------ Extracted material

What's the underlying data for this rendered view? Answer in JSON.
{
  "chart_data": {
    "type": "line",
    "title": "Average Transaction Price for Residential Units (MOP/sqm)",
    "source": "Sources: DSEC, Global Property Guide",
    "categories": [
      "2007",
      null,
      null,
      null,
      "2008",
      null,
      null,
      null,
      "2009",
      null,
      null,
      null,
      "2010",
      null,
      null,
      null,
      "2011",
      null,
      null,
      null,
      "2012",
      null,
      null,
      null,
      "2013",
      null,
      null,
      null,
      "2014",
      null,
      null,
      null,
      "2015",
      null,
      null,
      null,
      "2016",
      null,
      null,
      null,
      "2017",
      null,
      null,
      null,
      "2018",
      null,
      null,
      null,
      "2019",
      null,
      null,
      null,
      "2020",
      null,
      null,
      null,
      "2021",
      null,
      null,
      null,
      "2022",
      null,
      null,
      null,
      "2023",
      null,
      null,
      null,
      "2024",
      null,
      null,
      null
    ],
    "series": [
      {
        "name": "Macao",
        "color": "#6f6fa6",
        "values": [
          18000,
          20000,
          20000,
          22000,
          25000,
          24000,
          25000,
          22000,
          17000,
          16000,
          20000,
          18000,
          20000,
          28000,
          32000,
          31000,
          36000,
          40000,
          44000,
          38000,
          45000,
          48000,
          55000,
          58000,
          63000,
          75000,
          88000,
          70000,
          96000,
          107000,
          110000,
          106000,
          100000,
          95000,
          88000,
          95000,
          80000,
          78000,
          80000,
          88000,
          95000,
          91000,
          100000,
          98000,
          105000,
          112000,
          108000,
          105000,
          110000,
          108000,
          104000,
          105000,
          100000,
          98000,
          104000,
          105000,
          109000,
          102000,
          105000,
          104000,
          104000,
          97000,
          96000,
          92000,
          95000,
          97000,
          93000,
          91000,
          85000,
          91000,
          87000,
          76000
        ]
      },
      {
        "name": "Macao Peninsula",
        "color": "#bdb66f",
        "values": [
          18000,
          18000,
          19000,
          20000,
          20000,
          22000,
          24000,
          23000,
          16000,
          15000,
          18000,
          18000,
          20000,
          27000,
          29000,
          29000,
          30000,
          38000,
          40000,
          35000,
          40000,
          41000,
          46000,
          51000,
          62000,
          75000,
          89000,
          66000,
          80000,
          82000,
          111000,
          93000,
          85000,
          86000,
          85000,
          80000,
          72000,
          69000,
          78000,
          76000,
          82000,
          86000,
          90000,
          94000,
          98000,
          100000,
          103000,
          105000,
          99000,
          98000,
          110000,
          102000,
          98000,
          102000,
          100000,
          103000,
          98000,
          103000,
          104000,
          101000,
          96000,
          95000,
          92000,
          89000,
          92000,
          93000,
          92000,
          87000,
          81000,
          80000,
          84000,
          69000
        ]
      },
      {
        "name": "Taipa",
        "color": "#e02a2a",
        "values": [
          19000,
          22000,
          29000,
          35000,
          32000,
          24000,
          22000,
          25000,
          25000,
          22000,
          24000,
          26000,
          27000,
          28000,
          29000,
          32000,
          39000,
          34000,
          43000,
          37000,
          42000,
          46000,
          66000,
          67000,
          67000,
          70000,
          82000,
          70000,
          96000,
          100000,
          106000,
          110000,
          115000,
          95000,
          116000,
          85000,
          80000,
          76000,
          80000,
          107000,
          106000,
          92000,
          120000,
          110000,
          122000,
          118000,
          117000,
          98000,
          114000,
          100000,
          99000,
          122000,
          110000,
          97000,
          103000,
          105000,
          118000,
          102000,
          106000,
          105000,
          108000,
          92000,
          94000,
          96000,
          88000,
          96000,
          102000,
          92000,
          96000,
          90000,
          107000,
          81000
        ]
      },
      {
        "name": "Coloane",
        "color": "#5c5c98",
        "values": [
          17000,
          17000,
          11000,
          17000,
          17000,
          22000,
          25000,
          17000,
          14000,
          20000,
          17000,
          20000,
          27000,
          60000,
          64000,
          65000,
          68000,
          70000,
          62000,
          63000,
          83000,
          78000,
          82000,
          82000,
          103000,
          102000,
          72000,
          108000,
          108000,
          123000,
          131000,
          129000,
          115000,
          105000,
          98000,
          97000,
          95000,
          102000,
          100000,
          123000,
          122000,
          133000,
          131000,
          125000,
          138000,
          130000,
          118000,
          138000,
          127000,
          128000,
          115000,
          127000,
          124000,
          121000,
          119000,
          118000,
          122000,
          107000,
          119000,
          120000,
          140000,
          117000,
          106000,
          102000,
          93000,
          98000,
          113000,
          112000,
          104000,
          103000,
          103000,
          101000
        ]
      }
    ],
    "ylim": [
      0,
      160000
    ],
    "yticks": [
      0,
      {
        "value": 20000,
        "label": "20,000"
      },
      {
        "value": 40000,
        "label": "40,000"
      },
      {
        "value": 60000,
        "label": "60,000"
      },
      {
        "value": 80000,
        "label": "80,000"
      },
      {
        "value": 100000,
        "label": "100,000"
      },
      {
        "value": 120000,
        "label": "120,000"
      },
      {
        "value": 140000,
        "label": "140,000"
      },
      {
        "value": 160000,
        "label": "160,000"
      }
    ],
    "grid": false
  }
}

------------

Task details:
Write the listing out again, exactly as it reads.

The response:
What's the underlying data for this rendered view? Answer in JSON.
{
  "chart_data": {
    "type": "line",
    "title": "Average Transaction Price for Residential Units (MOP/sqm)",
    "source": "Sources: DSEC, Global Property Guide",
    "categories": [
      "2007",
      null,
      null,
      null,
      "2008",
      null,
      null,
      null,
      "2009",
      null,
      null,
      null,
      "2010",
      null,
      null,
      null,
      "2011",
      null,
      null,
      null,
      "2012",
      null,
      null,
      null,
      "2013",
      null,
      null,
      null,
      "2014",
      null,
      null,
      null,
      "2015",
      null,
      null,
      null,
      "2016",
      null,
      null,
      null,
      "2017",
      null,
      null,
      null,
      "2018",
      null,
      null,
      null,
      "2019",
      null,
      null,
      null,
      "2020",
      null,
      null,
      null,
      "2021",
      null,
      null,
      null,
      "2022",
      null,
      null,
      null,
      "2023",
      null,
      null,
      null,
      "2024",
      null,
      null,
      null
    ],
    "series": [
      {
        "name": "Macao",
        "color": "#6f6fa6",
        "values": [
          18000,
          20000,
          20000,
          22000,
          25000,
          24000,
          25000,
          22000,
          17000,
          16000,
          20000,
          18000,
          20000,
          28000,
          32000,
          31000,
          36000,
          40000,
          44000,
          38000,
          45000,
          48000,
          55000,
          58000,
          63000,
          75000,
          88000,
          70000,
          96000,
          107000,
          110000,
          106000,
          100000,
          95000,
          88000,
          95000,
          80000,
          78000,
          80000,
          88000,
          95000,
          91000,
          100000,
          98000,
          105000,
          112000,
          108000,
          105000,
          110000,
          108000,
          104000,
          105000,
          100000,
          98000,
          104000,
          105000,
          109000,
          102000,
          105000,
          104000,
          104000,
          97000,
          96000,
          92000,
          95000,
          97000,
          93000,
          91000,
          85000,
          91000,
          87000,
          76000
        ]
      },
      {
        "name": "Macao Peninsula",
        "color": "#bdb66f",
        "values": [
          18000,
          18000,
          19000,
          20000,
          20000,
          22000,
          24000,
          23000,
          16000,
          15000,
          18000,
          18000,
          20000,
          27000,
          29000,
          29000,
          30000,
          38000,
          40000,
          35000,
          40000,
          41000,
          46000,
          51000,
          62000,
          75000,
          89000,
          66000,
          80000,
          82000,
          111000,
          93000,
          85000,
          86000,
          85000,
          80000,
          72000,
          69000,
          78000,
          76000,
          82000,
          86000,
          90000,
          94000,
          98000,
          100000,
          103000,
          105000,
          99000,
          98000,
          110000,
          102000,
          98000,
          102000,
          100000,
          103000,
          98000,
          103000,
          104000,
          101000,
          96000,
          95000,
          92000,
          89000,
          92000,
          93000,
          92000,
          87000,
          81000,
          80000,
          84000,
          69000
        ]
      },
      {
        "name": "Taipa",
        "color": "#e02a2a",
        "values": [
          19000,
          22000,
          29000,
          35000,
          32000,
          24000,
          22000,
          25000,
          25000,
          22000,
          24000,
          26000,
          27000,
          28000,
          29000,
          32000,
          39000,
          34000,
          43000,
          37000,
          42000,
          46000,
          66000,
          67000,
          67000,
          70000,
          82000,
          70000,
          96000,
          100000,
          106000,
          110000,
          115000,
          95000,
          116000,
          85000,
          80000,
          76000,
          80000,
          107000,
          106000,
          92000,
          120000,
          110000,
          122000,
          118000,
          117000,
          98000,
          114000,
          100000,
          99000,
          122000,
          110000,
          97000,
          103000,
          105000,
          118000,
          102000,
          106000,
          105000,
          108000,
          92000,
          94000,
          96000,
          88000,
          96000,
          102000,
          92000,
          96000,
          90000,
          107000,
          81000
        ]
      },
      {
        "name": "Coloane",
        "color": "#5c5c98",
        "values": [
          17000,
          17000,
          11000,
          17000,
          17000,
          22000,
          25000,
          17000,
          14000,
          20000,
          17000,
          20000,
          27000,
          60000,
          64000,
          65000,
          68000,
          70000,
          62000,
          63000,
          83000,
          78000,
          82000,
          82000,
          103000,
          102000,
          72000,
          108000,
          108000,
          123000,
          131000,
          129000,
          115000,
          105000,
          98000,
          97000,
          95000,
          102000,
          100000,
          123000,
          122000,
          133000,
          131000,
          125000,
          138000,
          130000,
          118000,
          138000,
          127000,
          128000,
          115000,
          127000,
          124000,
          121000,
          119000,
          118000,
          122000,
          107000,
          119000,
          120000,
          140000,
          117000,
          106000,
          102000,
          93000,
          98000,
          113000,
          112000,
          104000,
          103000,
          103000,
          101000
        ]
      }
    ],
    "ylim": [
      0,
      160000
    ],
    "yticks": [
      0,
      {
        "value": 20000,
        "label": "20,000"
      },
      {
        "value": 40000,
        "label": "40,000"
      },
      {
        "value": 60000,
        "label": "60,000"
      },
      {
        "value": 80000,
        "label": "80,000"
      },
      {
        "value": 100000,
        "label": "100,000"
      },
      {
        "value": 120000,
        "label": "120,000"
      },
      {
        "value": 140000,
        "label": "140,000"
      },
      {
        "value": 160000,
        "label": "160,000"
      }
    ],
    "grid": false
  }
}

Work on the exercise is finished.